> [Items]:
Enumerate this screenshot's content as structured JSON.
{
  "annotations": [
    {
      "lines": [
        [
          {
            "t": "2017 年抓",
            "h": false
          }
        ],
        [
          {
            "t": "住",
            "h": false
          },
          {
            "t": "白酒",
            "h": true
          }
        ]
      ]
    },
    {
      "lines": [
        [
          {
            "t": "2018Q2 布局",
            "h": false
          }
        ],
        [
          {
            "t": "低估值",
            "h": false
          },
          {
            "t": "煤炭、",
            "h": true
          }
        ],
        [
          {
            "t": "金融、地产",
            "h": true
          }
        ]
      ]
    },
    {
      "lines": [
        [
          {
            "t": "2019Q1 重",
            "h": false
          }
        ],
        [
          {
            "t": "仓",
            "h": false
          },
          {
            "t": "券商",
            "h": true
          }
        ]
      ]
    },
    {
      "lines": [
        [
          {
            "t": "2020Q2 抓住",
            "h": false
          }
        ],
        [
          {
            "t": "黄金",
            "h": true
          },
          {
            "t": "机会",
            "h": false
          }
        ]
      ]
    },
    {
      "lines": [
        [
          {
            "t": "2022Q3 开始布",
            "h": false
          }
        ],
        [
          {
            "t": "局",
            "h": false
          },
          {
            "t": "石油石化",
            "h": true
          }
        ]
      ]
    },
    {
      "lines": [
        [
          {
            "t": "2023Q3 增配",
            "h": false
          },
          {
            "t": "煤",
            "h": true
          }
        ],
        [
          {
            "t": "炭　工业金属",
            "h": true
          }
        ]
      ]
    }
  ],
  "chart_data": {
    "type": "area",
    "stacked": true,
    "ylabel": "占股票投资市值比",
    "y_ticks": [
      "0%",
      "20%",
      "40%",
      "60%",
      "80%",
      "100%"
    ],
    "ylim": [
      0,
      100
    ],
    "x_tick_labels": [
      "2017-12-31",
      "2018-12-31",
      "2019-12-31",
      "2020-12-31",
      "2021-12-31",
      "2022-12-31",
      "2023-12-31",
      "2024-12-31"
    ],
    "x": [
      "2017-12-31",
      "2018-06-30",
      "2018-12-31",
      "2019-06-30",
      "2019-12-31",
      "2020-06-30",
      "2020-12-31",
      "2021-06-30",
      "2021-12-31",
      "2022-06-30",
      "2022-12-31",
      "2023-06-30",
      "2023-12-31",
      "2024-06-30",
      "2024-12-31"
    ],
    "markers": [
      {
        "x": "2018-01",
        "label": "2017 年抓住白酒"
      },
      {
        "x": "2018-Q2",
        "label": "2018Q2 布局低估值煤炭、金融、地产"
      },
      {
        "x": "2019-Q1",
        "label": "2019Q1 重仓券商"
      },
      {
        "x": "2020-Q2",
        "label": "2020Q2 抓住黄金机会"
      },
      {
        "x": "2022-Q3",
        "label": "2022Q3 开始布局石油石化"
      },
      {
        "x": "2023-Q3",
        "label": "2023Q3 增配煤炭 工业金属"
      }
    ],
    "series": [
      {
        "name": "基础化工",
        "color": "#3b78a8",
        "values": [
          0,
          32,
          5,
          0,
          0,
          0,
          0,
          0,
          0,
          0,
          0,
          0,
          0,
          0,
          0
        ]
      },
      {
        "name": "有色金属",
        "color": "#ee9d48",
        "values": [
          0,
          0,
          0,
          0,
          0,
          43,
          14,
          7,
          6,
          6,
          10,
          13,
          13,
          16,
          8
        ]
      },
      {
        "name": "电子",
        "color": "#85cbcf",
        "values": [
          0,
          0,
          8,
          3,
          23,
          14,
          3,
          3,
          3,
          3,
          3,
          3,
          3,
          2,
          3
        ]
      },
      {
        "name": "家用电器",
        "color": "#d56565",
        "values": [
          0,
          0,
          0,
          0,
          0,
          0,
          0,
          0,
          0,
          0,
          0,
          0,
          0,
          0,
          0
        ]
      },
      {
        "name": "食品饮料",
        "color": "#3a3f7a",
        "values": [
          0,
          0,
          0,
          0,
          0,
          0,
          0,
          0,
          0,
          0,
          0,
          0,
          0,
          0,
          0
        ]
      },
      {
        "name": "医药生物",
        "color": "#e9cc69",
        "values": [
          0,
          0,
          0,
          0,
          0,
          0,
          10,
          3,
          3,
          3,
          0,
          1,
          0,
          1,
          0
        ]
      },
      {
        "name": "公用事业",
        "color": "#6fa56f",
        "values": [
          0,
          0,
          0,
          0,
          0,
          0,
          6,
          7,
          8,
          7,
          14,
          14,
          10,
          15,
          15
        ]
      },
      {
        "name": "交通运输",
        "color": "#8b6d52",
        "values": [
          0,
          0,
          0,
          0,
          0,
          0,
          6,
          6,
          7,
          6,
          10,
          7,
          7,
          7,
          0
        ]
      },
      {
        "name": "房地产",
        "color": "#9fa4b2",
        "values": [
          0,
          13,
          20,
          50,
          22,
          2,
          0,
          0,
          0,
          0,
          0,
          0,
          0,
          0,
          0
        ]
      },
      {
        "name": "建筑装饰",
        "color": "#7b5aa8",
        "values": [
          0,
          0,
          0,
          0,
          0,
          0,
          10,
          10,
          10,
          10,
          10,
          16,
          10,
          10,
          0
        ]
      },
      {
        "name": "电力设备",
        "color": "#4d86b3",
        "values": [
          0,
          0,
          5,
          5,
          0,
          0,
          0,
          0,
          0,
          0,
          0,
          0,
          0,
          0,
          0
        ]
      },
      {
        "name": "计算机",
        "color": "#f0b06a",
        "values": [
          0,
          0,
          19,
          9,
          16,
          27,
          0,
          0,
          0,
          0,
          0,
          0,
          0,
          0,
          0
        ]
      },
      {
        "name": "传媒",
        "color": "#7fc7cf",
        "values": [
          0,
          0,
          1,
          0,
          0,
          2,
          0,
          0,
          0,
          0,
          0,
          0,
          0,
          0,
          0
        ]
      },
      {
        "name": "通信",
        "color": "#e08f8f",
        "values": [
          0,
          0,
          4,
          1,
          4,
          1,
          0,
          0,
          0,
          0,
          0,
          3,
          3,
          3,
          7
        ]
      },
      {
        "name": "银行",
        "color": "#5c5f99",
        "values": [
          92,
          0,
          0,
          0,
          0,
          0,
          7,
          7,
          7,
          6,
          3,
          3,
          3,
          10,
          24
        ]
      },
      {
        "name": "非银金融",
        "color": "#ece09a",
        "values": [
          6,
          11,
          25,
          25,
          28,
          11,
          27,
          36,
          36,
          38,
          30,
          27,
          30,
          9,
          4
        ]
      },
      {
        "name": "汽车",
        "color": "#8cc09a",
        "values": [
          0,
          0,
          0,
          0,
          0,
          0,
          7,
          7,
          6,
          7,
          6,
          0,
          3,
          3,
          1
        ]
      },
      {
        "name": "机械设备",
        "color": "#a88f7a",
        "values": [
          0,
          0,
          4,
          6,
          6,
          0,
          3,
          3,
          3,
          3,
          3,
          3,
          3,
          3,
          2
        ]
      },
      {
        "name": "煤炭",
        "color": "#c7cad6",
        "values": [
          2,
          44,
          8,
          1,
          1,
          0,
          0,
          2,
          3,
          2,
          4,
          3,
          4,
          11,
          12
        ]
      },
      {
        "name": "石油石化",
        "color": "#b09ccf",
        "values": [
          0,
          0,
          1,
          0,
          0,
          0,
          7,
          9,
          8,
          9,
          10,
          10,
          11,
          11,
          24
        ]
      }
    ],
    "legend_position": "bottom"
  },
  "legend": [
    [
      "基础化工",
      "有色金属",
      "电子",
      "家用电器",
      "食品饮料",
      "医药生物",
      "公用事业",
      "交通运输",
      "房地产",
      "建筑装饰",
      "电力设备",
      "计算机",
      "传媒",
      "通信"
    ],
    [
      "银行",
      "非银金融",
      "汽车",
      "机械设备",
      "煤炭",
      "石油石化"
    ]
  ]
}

> [Direction]: Give the data again, exactly as it stands.

> [Exercise result]:
Enumerate this screenshot's content as structured JSON.
{
  "annotations": [
    {
      "lines": [
        [
          {
            "t": "2017 年抓",
            "h": false
          }
        ],
        [
          {
            "t": "住",
            "h": false
          },
          {
            "t": "白酒",
            "h": true
          }
        ]
      ]
    },
    {
      "lines": [
        [
          {
            "t": "2018Q2 布局",
            "h": false
          }
        ],
        [
          {
            "t": "低估值",
            "h": false
          },
          {
            "t": "煤炭、",
            "h": true
          }
        ],
        [
          {
            "t": "金融、地产",
            "h": true
          }
        ]
      ]
    },
    {
      "lines": [
        [
          {
            "t": "2019Q1 重",
            "h": false
          }
        ],
        [
          {
            "t": "仓",
            "h": false
          },
          {
            "t": "券商",
            "h": true
          }
        ]
      ]
    },
    {
      "lines": [
        [
          {
            "t": "2020Q2 抓住",
            "h": false
          }
        ],
        [
          {
            "t": "黄金",
            "h": true
          },
          {
            "t": "机会",
            "h": false
          }
        ]
      ]
    },
    {
      "lines": [
        [
          {
            "t": "2022Q3 开始布",
            "h": false
          }
        ],
        [
          {
            "t": "局",
            "h": false
          },
          {
            "t": "石油石化",
            "h": true
          }
        ]
      ]
    },
    {
      "lines": [
        [
          {
            "t": "2023Q3 增配",
            "h": false
          },
          {
            "t": "煤",
            "h": true
          }
        ],
        [
          {
            "t": "炭　工业金属",
            "h": true
          }
        ]
      ]
    }
  ],
  "chart_data": {
    "type": "area",
    "stacked": true,
    "ylabel": "占股票投资市值比",
    "y_ticks": [
      "0%",
      "20%",
      "40%",
      "60%",
      "80%",
      "100%"
    ],
    "ylim": [
      0,
      100
    ],
    "x_tick_labels": [
      "2017-12-31",
      "2018-12-31",
      "2019-12-31",
      "2020-12-31",
      "2021-12-31",
      "2022-12-31",
      "2023-12-31",
      "2024-12-31"
    ],
    "x": [
      "2017-12-31",
      "2018-06-30",
      "2018-12-31",
      "2019-06-30",
      "2019-12-31",
      "2020-06-30",
      "2020-12-31",
      "2021-06-30",
      "2021-12-31",
      "2022-06-30",
      "2022-12-31",
      "2023-06-30",
      "2023-12-31",
      "2024-06-30",
      "2024-12-31"
    ],
    "markers": [
      {
        "x": "2018-01",
        "label": "2017 年抓住白酒"
      },
      {
        "x": "2018-Q2",
        "label": "2018Q2 布局低估值煤炭、金融、地产"
      },
      {
        "x": "2019-Q1",
        "label": "2019Q1 重仓券商"
      },
      {
        "x": "2020-Q2",
        "label": "2020Q2 抓住黄金机会"
      },
      {
        "x": "2022-Q3",
        "label": "2022Q3 开始布局石油石化"
      },
      {
        "x": "2023-Q3",
        "label": "2023Q3 增配煤炭 工业金属"
      }
    ],
    "series": [
      {
        "name": "基础化工",
        "color": "#3b78a8",
        "values": [
          0,
          32,
          5,
          0,
          0,
          0,
          0,
          0,
          0,
          0,
          0,
          0,
          0,
          0,
          0
        ]
      },
      {
        "name": "有色金属",
        "color": "#ee9d48",
        "values": [
          0,
          0,
          0,
          0,
          0,
          43,
          14,
          7,
          6,
          6,
          10,
          13,
          13,
          16,
          8
        ]
      },
      {
        "name": "电子",
        "color": "#85cbcf",
        "values": [
          0,
          0,
          8,
          3,
          23,
          14,
          3,
          3,
          3,
          3,
          3,
          3,
          3,
          2,
          3
        ]
      },
      {
        "name": "家用电器",
        "color": "#d56565",
        "values": [
          0,
          0,
          0,
          0,
          0,
          0,
          0,
          0,
          0,
          0,
          0,
          0,
          0,
          0,
          0
        ]
      },
      {
        "name": "食品饮料",
        "color": "#3a3f7a",
        "values": [
          0,
          0,
          0,
          0,
          0,
          0,
          0,
          0,
          0,
          0,
          0,
          0,
          0,
          0,
          0
        ]
      },
      {
        "name": "医药生物",
        "color": "#e9cc69",
        "values": [
          0,
          0,
          0,
          0,
          0,
          0,
          10,
          3,
          3,
          3,
          0,
          1,
          0,
          1,
          0
        ]
      },
      {
        "name": "公用事业",
        "color": "#6fa56f",
        "values": [
          0,
          0,
          0,
          0,
          0,
          0,
          6,
          7,
          8,
          7,
          14,
          14,
          10,
          15,
          15
        ]
      },
      {
        "name": "交通运输",
        "color": "#8b6d52",
        "values": [
          0,
          0,
          0,
          0,
          0,
          0,
          6,
          6,
          7,
          6,
          10,
          7,
          7,
          7,
          0
        ]
      },
      {
        "name": "房地产",
        "color": "#9fa4b2",
        "values": [
          0,
          13,
          20,
          50,
          22,
          2,
          0,
          0,
          0,
          0,
          0,
          0,
          0,
          0,
          0
        ]
      },
      {
        "name": "建筑装饰",
        "color": "#7b5aa8",
        "values": [
          0,
          0,
          0,
          0,
          0,
          0,
          10,
          10,
          10,
          10,
          10,
          16,
          10,
          10,
          0
        ]
      },
      {
        "name": "电力设备",
        "color": "#4d86b3",
        "values": [
          0,
          0,
          5,
          5,
          0,
          0,
          0,
          0,
          0,
          0,
          0,
          0,
          0,
          0,
          0
        ]
      },
      {
        "name": "计算机",
        "color": "#f0b06a",
        "values": [
          0,
          0,
          19,
          9,
          16,
          27,
          0,
          0,
          0,
          0,
          0,
          0,
          0,
          0,
          0
        ]
      },
      {
        "name": "传媒",
        "color": "#7fc7cf",
        "values": [
          0,
          0,
          1,
          0,
          0,
          2,
          0,
          0,
          0,
          0,
          0,
          0,
          0,
          0,
          0
        ]
      },
      {
        "name": "通信",
        "color": "#e08f8f",
        "values": [
          0,
          0,
          4,
          1,
          4,
          1,
          0,
          0,
          0,
          0,
          0,
          3,
          3,
          3,
          7
        ]
      },
      {
        "name": "银行",
        "color": "#5c5f99",
        "values": [
          92,
          0,
          0,
          0,
          0,
          0,
          7,
          7,
          7,
          6,
          3,
          3,
          3,
          10,
          24
        ]
      },
      {
        "name": "非银金融",
        "color": "#ece09a",
        "values": [
          6,
          11,
          25,
          25,
          28,
          11,
          27,
          36,
          36,
          38,
          30,
          27,
          30,
          9,
          4
        ]
      },
      {
        "name": "汽车",
        "color": "#8cc09a",
        "values": [
          0,
          0,
          0,
          0,
          0,
          0,
          7,
          7,
          6,
          7,
          6,
          0,
          3,
          3,
          1
        ]
      },
      {
        "name": "机械设备",
        "color": "#a88f7a",
        "values": [
          0,
          0,
          4,
          6,
          6,
          0,
          3,
          3,
          3,
          3,
          3,
          3,
          3,
          3,
          2
        ]
      },
      {
        "name": "煤炭",
        "color": "#c7cad6",
        "values": [
          2,
          44,
          8,
          1,
          1,
          0,
          0,
          2,
          3,
          2,
          4,
          3,
          4,
          11,
          12
        ]
      },
      {
        "name": "石油石化",
        "color": "#b09ccf",
        "values": [
          0,
          0,
          1,
          0,
          0,
          0,
          7,
          9,
          8,
          9,
          10,
          10,
          11,
          11,
          24
        ]
      }
    ],
    "legend_position": "bottom"
  },
  "legend": [
    [
      "基础化工",
      "有色金属",
      "电子",
      "家用电器",
      "食品饮料",
      "医药生物",
      "公用事业",
      "交通运输",
      "房地产",
      "建筑装饰",
      "电力设备",
      "计算机",
      "传媒",
      "通信"
    ],
    [
      "银行",
      "非银金融",
      "汽车",
      "机械设备",
      "煤炭",
      "石油石化"
    ]
  ]
}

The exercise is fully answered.